What is being asked | Duplicate the data from the line with "Output each element" up to and including the line with "y-tick-label: 15 [67,162,88,186]", keeping each line identical to the original.

Material |
★ ★ ★

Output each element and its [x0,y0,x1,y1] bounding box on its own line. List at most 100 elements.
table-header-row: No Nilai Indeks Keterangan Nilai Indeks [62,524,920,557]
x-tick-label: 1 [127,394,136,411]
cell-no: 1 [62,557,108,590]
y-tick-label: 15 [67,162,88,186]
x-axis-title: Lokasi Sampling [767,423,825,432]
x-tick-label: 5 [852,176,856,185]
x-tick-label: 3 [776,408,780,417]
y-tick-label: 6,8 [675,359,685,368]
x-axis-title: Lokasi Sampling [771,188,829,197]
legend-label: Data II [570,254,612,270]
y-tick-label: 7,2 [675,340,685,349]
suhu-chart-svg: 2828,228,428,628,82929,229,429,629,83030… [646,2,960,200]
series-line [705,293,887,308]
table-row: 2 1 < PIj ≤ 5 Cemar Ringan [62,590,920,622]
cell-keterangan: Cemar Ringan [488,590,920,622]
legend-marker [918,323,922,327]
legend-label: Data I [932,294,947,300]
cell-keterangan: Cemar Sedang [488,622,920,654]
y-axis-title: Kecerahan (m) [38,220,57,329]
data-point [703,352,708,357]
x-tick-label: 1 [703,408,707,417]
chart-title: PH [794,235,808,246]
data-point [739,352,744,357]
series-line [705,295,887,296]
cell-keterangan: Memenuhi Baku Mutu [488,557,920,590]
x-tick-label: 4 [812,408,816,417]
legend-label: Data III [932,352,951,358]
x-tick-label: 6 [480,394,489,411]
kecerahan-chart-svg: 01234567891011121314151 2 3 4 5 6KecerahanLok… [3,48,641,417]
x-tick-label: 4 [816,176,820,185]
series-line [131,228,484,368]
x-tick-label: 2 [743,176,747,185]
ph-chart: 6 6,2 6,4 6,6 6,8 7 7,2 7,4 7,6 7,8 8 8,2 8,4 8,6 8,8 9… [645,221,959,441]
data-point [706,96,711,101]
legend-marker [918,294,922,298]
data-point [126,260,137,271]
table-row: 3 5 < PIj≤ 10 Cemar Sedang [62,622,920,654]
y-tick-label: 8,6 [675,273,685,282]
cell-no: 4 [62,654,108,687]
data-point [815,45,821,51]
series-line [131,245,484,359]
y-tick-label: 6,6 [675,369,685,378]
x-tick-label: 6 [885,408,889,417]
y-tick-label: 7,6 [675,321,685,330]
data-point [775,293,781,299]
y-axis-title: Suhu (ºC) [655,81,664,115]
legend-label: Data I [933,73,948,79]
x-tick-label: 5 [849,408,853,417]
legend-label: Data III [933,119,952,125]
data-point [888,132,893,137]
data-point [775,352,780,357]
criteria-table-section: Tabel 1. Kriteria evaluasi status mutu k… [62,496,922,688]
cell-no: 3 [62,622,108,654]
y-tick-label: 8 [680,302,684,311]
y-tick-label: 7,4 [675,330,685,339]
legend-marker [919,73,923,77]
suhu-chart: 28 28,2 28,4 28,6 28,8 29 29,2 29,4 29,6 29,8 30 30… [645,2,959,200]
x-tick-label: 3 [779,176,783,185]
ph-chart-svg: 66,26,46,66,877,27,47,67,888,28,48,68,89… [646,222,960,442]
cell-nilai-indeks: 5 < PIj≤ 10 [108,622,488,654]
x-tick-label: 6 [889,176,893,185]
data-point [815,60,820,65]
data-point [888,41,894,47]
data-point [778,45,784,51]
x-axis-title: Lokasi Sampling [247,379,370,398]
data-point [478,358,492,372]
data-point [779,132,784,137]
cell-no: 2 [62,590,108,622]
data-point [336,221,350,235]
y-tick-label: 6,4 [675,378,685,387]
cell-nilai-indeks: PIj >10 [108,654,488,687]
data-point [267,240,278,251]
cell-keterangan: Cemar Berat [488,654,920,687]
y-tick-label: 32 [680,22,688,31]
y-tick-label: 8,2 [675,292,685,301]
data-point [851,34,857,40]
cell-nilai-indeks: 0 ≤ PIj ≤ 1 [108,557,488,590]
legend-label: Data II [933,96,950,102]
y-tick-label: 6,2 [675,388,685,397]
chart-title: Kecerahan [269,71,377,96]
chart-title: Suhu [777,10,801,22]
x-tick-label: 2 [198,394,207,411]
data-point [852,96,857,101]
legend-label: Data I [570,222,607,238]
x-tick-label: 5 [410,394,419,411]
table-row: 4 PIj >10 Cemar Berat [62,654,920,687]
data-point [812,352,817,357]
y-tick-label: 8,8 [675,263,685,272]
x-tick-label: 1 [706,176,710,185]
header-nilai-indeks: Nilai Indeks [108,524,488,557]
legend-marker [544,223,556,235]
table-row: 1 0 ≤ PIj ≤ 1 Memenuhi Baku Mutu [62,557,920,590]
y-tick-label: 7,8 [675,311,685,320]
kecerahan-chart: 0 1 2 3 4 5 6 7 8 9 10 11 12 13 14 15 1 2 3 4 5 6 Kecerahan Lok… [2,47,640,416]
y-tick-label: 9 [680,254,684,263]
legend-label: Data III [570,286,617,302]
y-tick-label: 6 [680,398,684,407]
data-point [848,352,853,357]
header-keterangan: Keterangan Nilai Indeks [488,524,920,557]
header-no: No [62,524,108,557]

★ ★ ★

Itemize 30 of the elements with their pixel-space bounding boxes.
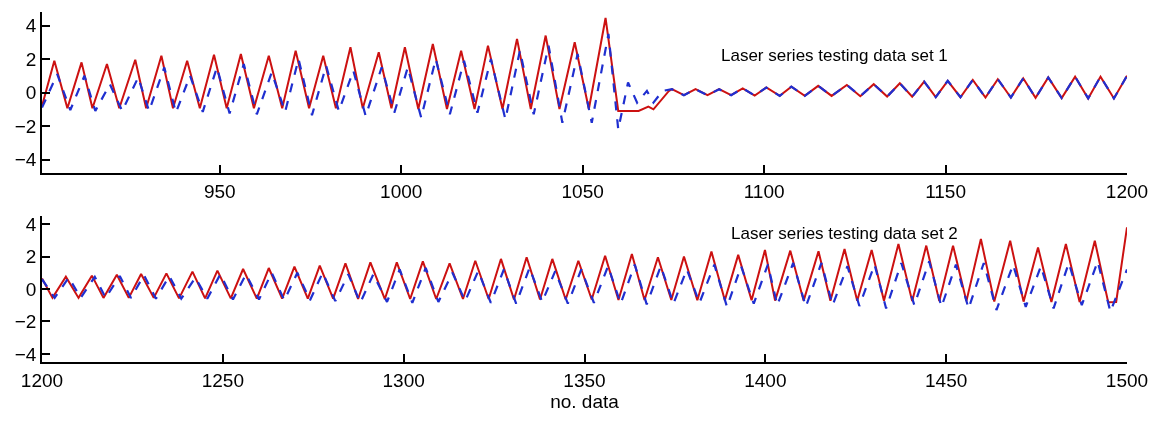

★ ★ ★

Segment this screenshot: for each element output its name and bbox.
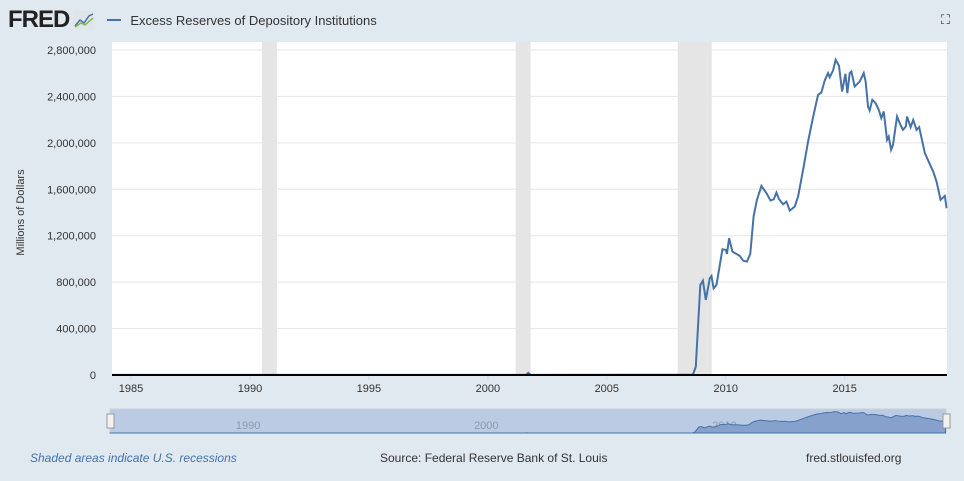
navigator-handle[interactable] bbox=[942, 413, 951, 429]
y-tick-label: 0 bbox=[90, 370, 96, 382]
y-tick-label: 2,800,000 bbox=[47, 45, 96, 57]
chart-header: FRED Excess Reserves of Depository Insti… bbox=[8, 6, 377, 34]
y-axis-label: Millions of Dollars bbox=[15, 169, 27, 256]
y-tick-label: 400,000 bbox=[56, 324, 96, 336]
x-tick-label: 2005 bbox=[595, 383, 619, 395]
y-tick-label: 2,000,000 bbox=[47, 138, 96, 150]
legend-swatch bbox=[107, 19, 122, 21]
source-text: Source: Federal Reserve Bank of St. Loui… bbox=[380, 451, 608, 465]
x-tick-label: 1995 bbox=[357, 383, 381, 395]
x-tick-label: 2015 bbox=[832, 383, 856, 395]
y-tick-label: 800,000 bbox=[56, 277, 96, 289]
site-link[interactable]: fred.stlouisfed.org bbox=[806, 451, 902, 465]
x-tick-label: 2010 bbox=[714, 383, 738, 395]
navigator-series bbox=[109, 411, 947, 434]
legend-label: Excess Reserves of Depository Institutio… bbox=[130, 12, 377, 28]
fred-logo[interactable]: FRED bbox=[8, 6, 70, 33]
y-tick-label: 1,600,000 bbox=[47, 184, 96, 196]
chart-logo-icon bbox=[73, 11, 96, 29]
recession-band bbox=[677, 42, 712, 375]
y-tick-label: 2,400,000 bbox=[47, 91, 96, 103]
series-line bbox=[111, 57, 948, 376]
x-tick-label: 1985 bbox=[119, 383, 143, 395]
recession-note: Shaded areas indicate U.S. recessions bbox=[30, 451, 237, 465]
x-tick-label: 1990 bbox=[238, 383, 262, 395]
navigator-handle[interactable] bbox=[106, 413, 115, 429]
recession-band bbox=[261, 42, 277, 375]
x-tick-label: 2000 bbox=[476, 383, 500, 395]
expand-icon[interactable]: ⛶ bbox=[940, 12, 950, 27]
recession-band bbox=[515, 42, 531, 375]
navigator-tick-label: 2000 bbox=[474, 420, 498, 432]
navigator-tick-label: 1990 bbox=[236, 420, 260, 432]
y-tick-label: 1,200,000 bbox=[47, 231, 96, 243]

★ ★ ★

Result of the exercise |
Output each element and its [x0,y0,x1,y1] bounding box on its own line. List at most 100 elements.
table-header-row: No Nilai Indeks Keterangan Nilai Indeks [62,524,920,557]
x-tick-label: 1 [127,394,136,411]
cell-no: 1 [62,557,108,590]
y-tick-label: 15 [67,162,88,186]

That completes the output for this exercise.